╭─ Material for the task

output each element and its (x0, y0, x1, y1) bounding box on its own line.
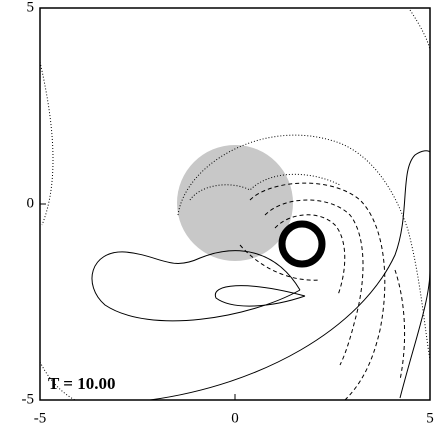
x-tick-label: -5 (34, 410, 47, 426)
contour-line (274, 214, 346, 296)
contour-line (177, 134, 431, 361)
contour-line (264, 199, 364, 366)
body-ring (278, 220, 326, 268)
contour-line (214, 285, 306, 307)
contour-line (249, 182, 386, 401)
contour-line (409, 9, 431, 51)
contour-line (39, 361, 76, 401)
shaded-region (177, 145, 293, 261)
contour-field (39, 9, 431, 401)
annotation: T = 10.00 (48, 374, 115, 393)
y-tick-label: 5 (27, 0, 35, 15)
contour-line (189, 173, 341, 201)
contour-line (91, 250, 301, 322)
contour-line (239, 244, 321, 281)
y-tick-label: -5 (22, 391, 35, 407)
contour-line (394, 269, 406, 381)
contour-line (149, 150, 431, 401)
x-tick-label: 5 (426, 410, 434, 426)
y-tick-label: 0 (27, 195, 35, 211)
x-tick-label: 0 (231, 410, 239, 426)
contour-line (39, 61, 54, 226)
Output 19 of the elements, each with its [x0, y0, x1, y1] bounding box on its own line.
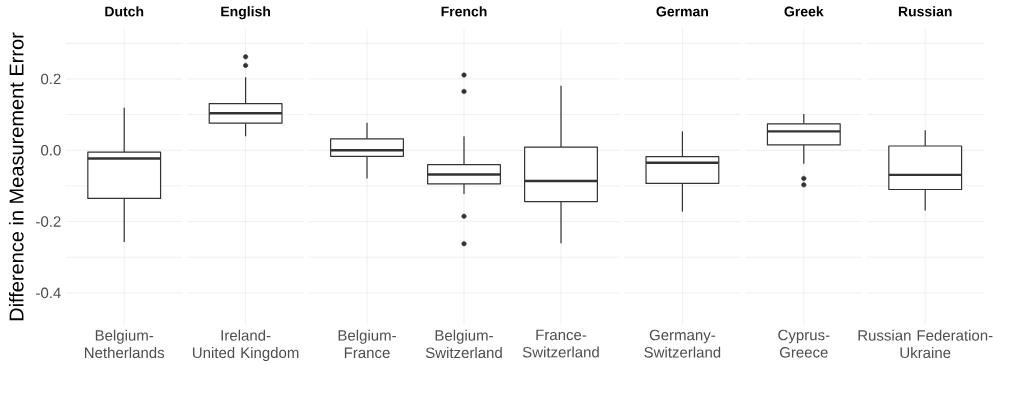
x-tick-label: Russian Federation-Ukraine [858, 329, 993, 359]
chart-title: Dutch [105, 6, 144, 17]
x-tick-label: Cyprus-Greece [778, 329, 830, 358]
y-axis-title: Difference in Measurement Error [8, 32, 24, 321]
y-tick-label: -0.4 [36, 287, 61, 299]
chart-title: German [656, 6, 708, 17]
chart-title: Greek [784, 6, 824, 17]
x-tick-label: Germany-Switzerland [644, 329, 721, 358]
chart-title: French [441, 6, 487, 17]
x-tick-label: Belgium-Netherlands [85, 329, 165, 359]
x-tick-label: France-Switzerland [522, 329, 599, 358]
x-tick-label: Belgium-Switzerland [425, 329, 502, 359]
x-tick-label: Belgium-France [338, 329, 396, 359]
y-tick-label: 0.2 [41, 73, 61, 85]
chart-title: Russian [898, 6, 952, 17]
chart-title: English [221, 6, 271, 20]
y-tick-label: -0.2 [36, 216, 61, 227]
x-tick-label: Ireland-United Kingdom [192, 329, 299, 362]
y-tick-label: 0.0 [41, 144, 61, 156]
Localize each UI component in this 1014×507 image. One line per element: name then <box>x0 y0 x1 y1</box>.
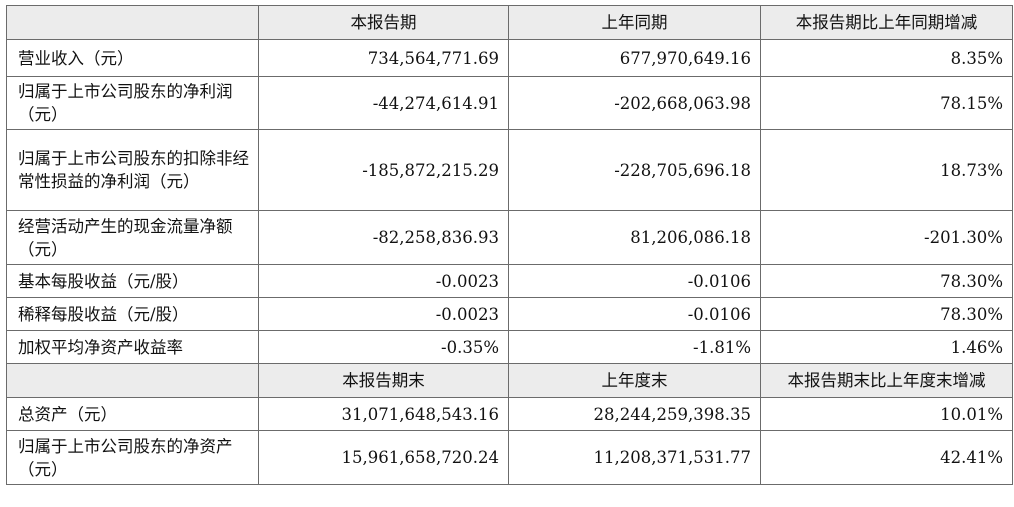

╰─

== Problem statement ==
Can you restate the lines above with "bounding box" changed to "enclosing box" and nothing else altered? Leave the pictures out.

== Written solution ==
output each element and its (x0, y0, x1, y1) enclosing box on its own line.
x-tick-label: -5 (34, 410, 47, 426)
contour-line (274, 214, 346, 296)
contour-line (177, 134, 431, 361)
contour-line (264, 199, 364, 366)
body-ring (278, 220, 326, 268)
contour-line (214, 285, 306, 307)
contour-line (249, 182, 386, 401)
contour-line (409, 9, 431, 51)
contour-line (39, 361, 76, 401)
shaded-region (177, 145, 293, 261)
contour-field (39, 9, 431, 401)
annotation: T = 10.00 (48, 374, 115, 393)
y-tick-label: 5 (27, 0, 35, 15)
contour-line (189, 173, 341, 201)
contour-line (91, 250, 301, 322)
contour-line (239, 244, 321, 281)
y-tick-label: -5 (22, 391, 35, 407)
contour-line (394, 269, 406, 381)
contour-line (149, 150, 431, 401)
x-tick-label: 5 (426, 410, 434, 426)
y-tick-label: 0 (27, 195, 35, 211)
x-tick-label: 0 (231, 410, 239, 426)
contour-line (39, 61, 54, 226)
Output 19 of the elements, each with its [x0, y0, x1, y1] enclosing box on its own line.
x-tick-label: Russian Federation-Ukraine [858, 329, 993, 359]
chart-title: Dutch [105, 6, 144, 17]
x-tick-label: Cyprus-Greece [778, 329, 830, 358]
y-axis-title: Difference in Measurement Error [8, 32, 24, 321]
y-tick-label: -0.4 [36, 287, 61, 299]
chart-title: German [656, 6, 708, 17]
chart-title: Greek [784, 6, 824, 17]
x-tick-label: Germany-Switzerland [644, 329, 721, 358]
chart-title: French [441, 6, 487, 17]
x-tick-label: Belgium-Netherlands [85, 329, 165, 359]
x-tick-label: France-Switzerland [522, 329, 599, 358]
x-tick-label: Belgium-Switzerland [425, 329, 502, 359]
x-tick-label: Belgium-France [338, 329, 396, 359]
y-tick-label: 0.2 [41, 73, 61, 85]
chart-title: Russian [898, 6, 952, 17]
chart-title: English [221, 6, 271, 20]
y-tick-label: -0.2 [36, 216, 61, 227]
x-tick-label: Ireland-United Kingdom [192, 329, 299, 362]
y-tick-label: 0.0 [41, 144, 61, 156]
Localize each UI component in this 1014×507 image. One line per element: name then <box>x0 y0 x1 y1</box>.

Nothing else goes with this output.